QUESTION COURTE 1:
Dans le texte sur la distribution des engrais, qui préside la faîtière des riziculteurs de l’Office riz Ségou ?
QUESTION COURTE 2:
D’après le texte sur la distribution des engrais, pourquoi Abdoulaye Kéita doute-t-il que les paysans puissent acheter leurs engrais par sms ? Répondez en une à trois phrases.

TEXTE FOURNI:
☆ ☆ ☆ ☆

En effet, les paysans de ces zones concernées ont fait remonter des messages inquiétants en direction du département pour lui demander de renoncer à une pratique qui pourrait mettre en péril la campagne agricole 2017-2018, donc le nerf de la sécurité et de la souveraineté alimentaire du pays. Ils s’indignent du fait que le département puisse accepter l’expérimentation d’une telle pratique dont la pertinence n’est pas avérée. « Nous refusons d’être un laboratoire d’expérimentation hasardeuse qui pourrait compromettre notre production agricole qui pourtant a pris cette année une bonne envolée », ont entonné certains d’entre eux en conseillant au département de ne pas accepter la mesure.
Le président de la faîtière des riziculteurs de l’Office riz Ségou, Abdoulaye Kéita a saisi l’opportunité de la présence du ministre de l’Agriculture Kassoum Denon dans leur zone pour lui transmettre les inquiétudes de ses camarades. Il a expliqué que les paysans des zones de production de l’Office riz Ségou sont très inquiets de l’application de la nouvelle méthode de distribution des engrais qui pointe à l’horizon. Maîtriseront-ils ce nouveau système d’achat d’engrais par sms quand on sait que les ¾ d’entre eux sont des analphabètes, s’est-il interrogé. Certaines zones agricoles n’ont pas accès aux réseaux de téléphonie mobile, dont l’Office riz Ségou fait partie, a-t-il fait remarquer.

☆ ☆ ☆ ☆

DOCUMENTS RÉUNIS:
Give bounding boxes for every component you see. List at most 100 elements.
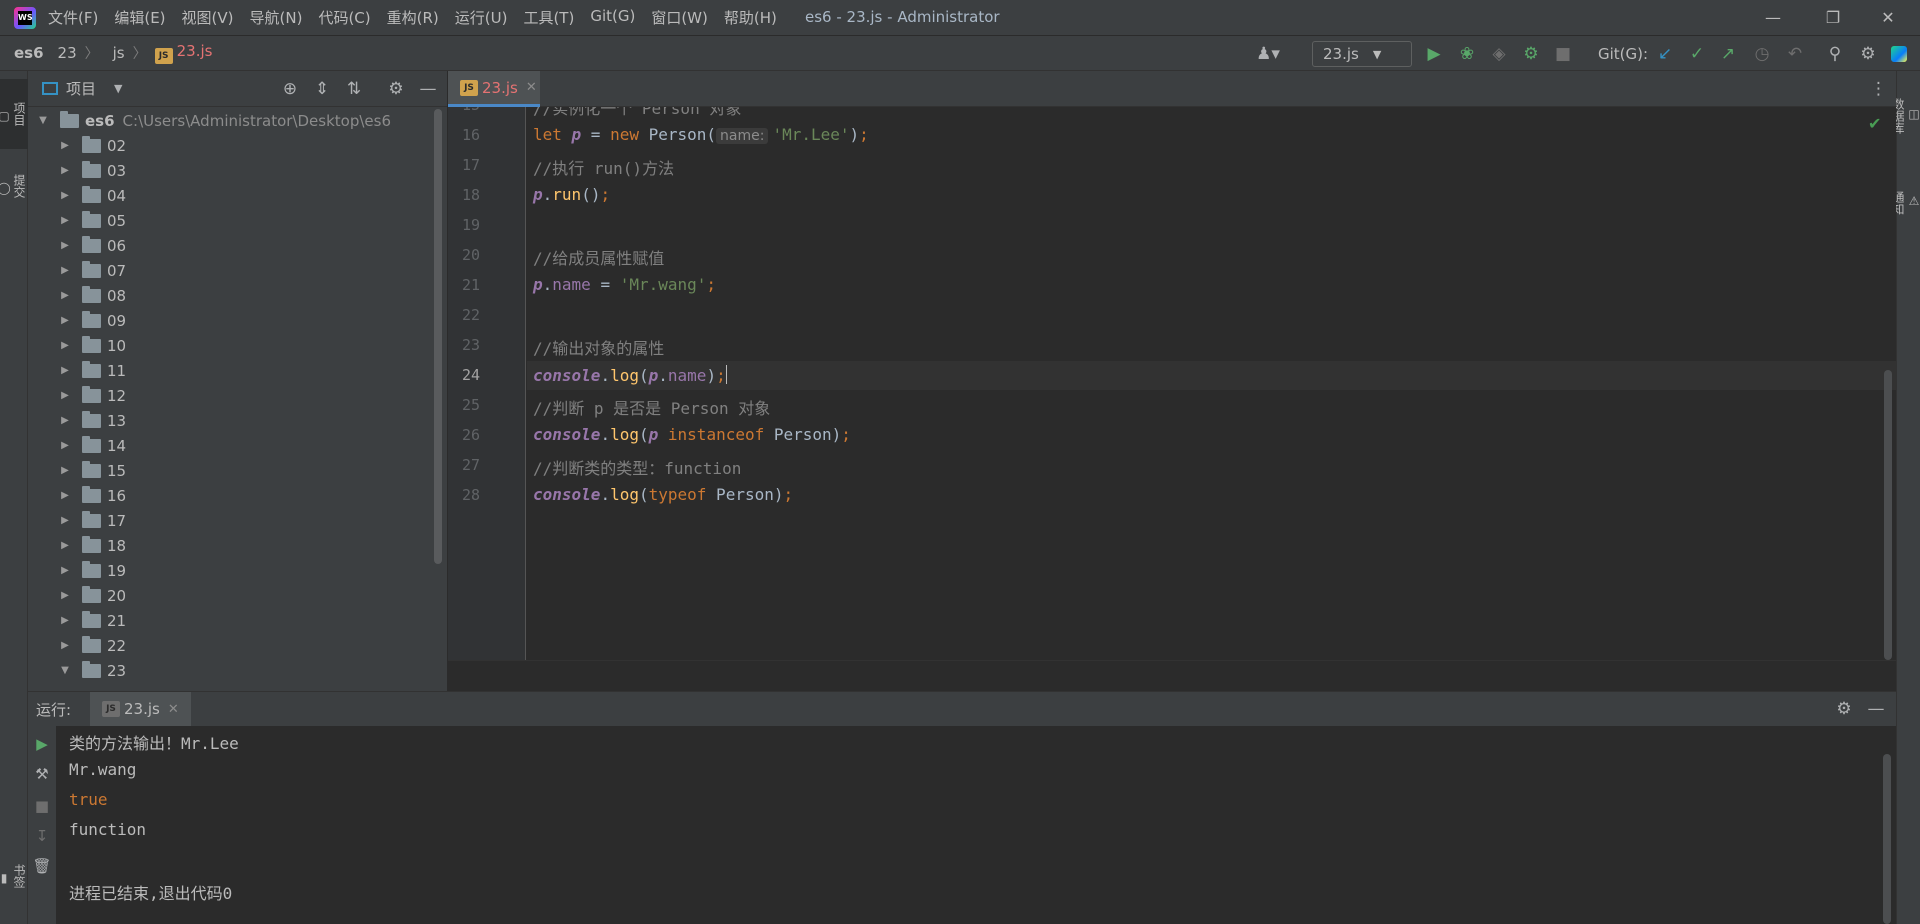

☆ ☆ ☆ ☆

RÉPONSE 1:
Abdoulaye Kéita.

RÉPONSE 2:
Les trois quarts des paysans sont analphabètes. En plus, certaines zones agricoles, dont l’Office riz Ségou, n’ont pas accès aux réseaux de téléphonie mobile.